> **TASK DETAILS**: What you return must be every line below that includes the word "genome".

(Saved data entries)
»»

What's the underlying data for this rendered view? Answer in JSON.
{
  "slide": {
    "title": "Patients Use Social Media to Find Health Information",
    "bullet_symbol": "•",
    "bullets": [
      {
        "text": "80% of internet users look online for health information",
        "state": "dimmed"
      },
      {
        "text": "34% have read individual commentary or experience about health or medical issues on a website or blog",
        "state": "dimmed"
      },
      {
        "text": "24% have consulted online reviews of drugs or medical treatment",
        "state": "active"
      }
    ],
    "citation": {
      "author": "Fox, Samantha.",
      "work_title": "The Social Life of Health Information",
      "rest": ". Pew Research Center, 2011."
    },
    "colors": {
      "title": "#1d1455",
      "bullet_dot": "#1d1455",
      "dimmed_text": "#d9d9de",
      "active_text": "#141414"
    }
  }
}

««
»»

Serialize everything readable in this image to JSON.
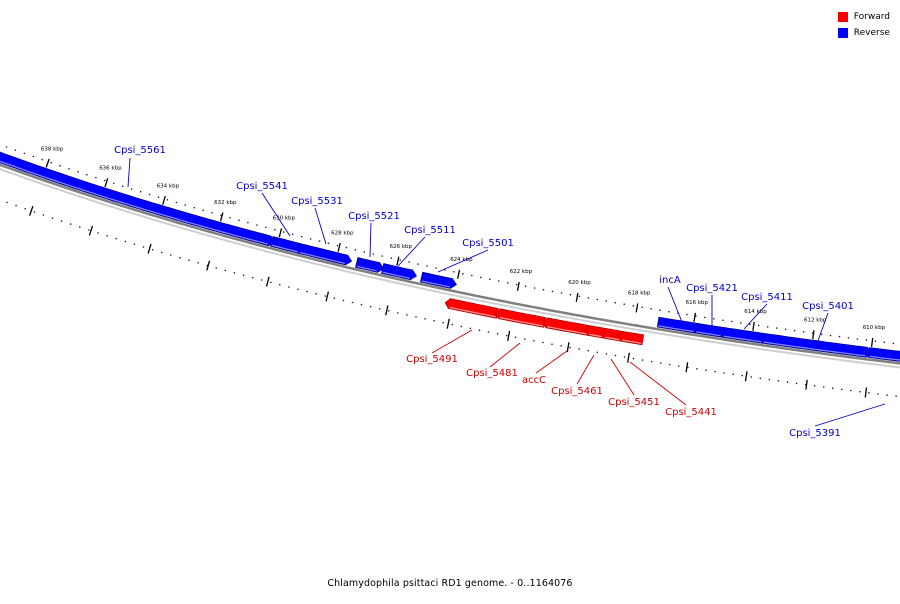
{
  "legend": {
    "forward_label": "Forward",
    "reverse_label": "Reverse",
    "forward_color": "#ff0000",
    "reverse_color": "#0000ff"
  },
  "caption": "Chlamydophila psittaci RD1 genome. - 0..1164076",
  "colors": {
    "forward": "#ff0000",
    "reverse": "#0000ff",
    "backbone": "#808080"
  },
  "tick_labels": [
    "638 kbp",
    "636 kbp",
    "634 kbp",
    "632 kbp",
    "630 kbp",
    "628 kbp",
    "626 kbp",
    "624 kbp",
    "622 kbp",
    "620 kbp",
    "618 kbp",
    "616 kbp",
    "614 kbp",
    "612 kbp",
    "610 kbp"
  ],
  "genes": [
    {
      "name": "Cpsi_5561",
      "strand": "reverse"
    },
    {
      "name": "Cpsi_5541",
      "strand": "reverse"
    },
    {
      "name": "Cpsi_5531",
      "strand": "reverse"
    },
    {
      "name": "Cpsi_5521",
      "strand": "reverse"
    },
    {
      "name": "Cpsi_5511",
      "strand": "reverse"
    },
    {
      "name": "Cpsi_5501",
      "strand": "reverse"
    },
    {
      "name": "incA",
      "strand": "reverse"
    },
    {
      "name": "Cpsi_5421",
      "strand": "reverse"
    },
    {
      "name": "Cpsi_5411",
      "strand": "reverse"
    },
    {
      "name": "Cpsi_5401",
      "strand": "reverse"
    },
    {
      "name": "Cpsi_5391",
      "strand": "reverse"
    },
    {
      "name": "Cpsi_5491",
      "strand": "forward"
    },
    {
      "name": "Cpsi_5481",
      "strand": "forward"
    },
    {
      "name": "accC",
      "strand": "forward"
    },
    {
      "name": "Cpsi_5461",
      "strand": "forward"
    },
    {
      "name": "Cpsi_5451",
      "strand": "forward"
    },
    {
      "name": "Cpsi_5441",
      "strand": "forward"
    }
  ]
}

««
»»

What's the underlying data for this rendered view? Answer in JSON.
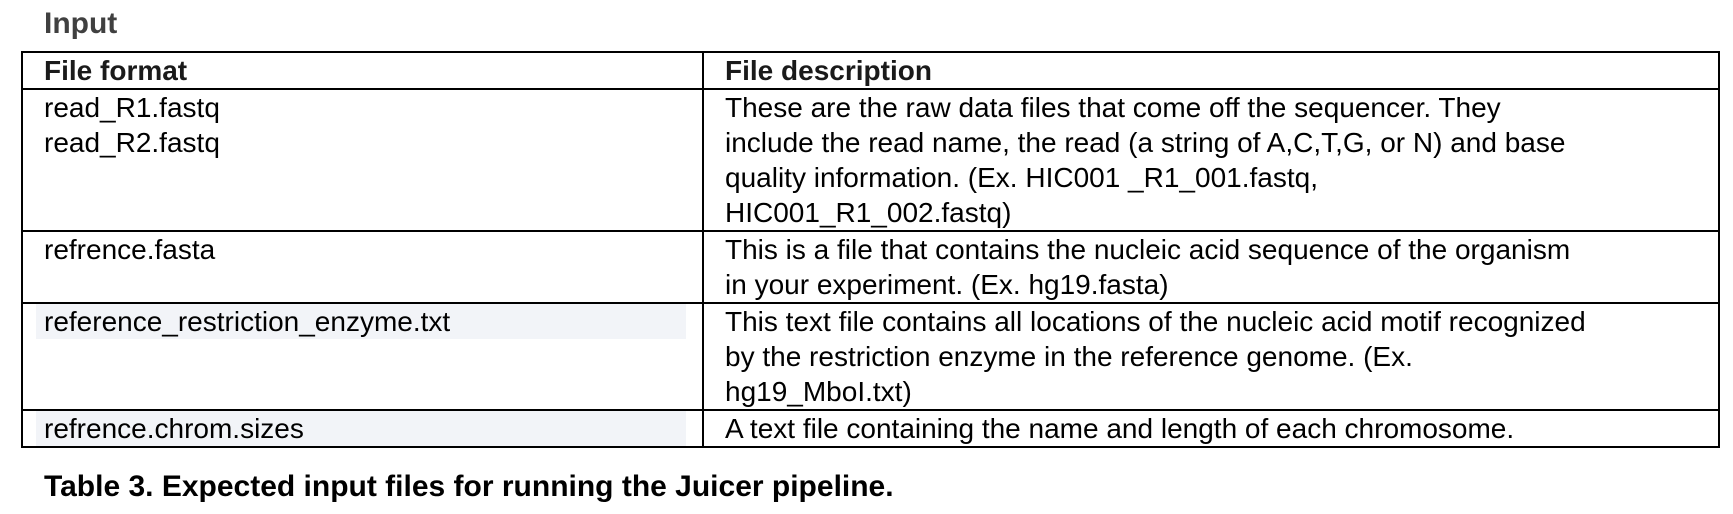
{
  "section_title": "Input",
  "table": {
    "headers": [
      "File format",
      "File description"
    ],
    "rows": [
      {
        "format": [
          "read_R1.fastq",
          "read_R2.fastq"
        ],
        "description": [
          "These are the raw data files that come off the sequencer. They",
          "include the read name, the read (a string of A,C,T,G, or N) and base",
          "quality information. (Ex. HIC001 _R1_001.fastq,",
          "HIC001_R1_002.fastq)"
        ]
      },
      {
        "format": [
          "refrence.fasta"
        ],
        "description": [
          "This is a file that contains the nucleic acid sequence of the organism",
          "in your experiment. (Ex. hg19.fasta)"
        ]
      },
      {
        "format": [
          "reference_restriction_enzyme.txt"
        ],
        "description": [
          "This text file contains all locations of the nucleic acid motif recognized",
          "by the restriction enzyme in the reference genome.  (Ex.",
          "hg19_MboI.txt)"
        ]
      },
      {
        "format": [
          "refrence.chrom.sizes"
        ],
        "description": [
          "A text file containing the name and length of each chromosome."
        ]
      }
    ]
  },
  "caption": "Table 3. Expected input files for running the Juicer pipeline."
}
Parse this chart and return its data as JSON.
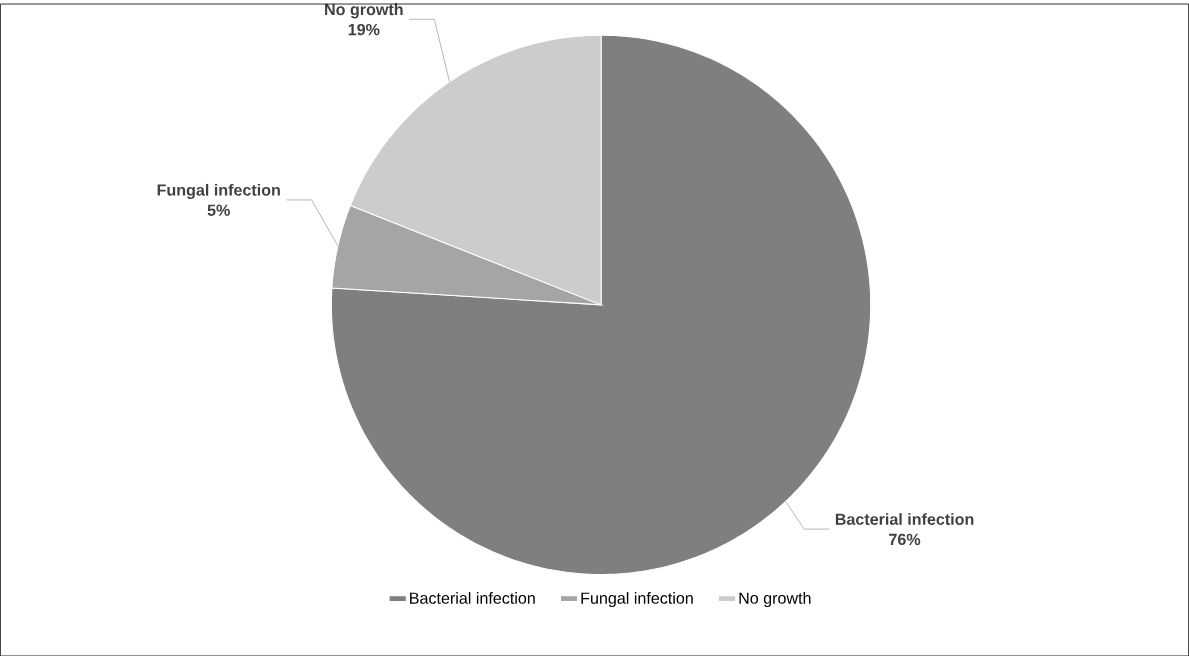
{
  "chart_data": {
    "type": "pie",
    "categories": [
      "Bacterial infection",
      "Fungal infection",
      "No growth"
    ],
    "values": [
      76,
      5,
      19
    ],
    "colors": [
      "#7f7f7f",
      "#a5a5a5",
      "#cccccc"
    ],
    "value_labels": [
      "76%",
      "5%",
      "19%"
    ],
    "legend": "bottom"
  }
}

««

> **SOLUTION**:
  "caption": "Chlamydophila psittaci RD1 genome. - 0..1164076",
          "by the restriction enzyme in the reference genome.  (Ex.",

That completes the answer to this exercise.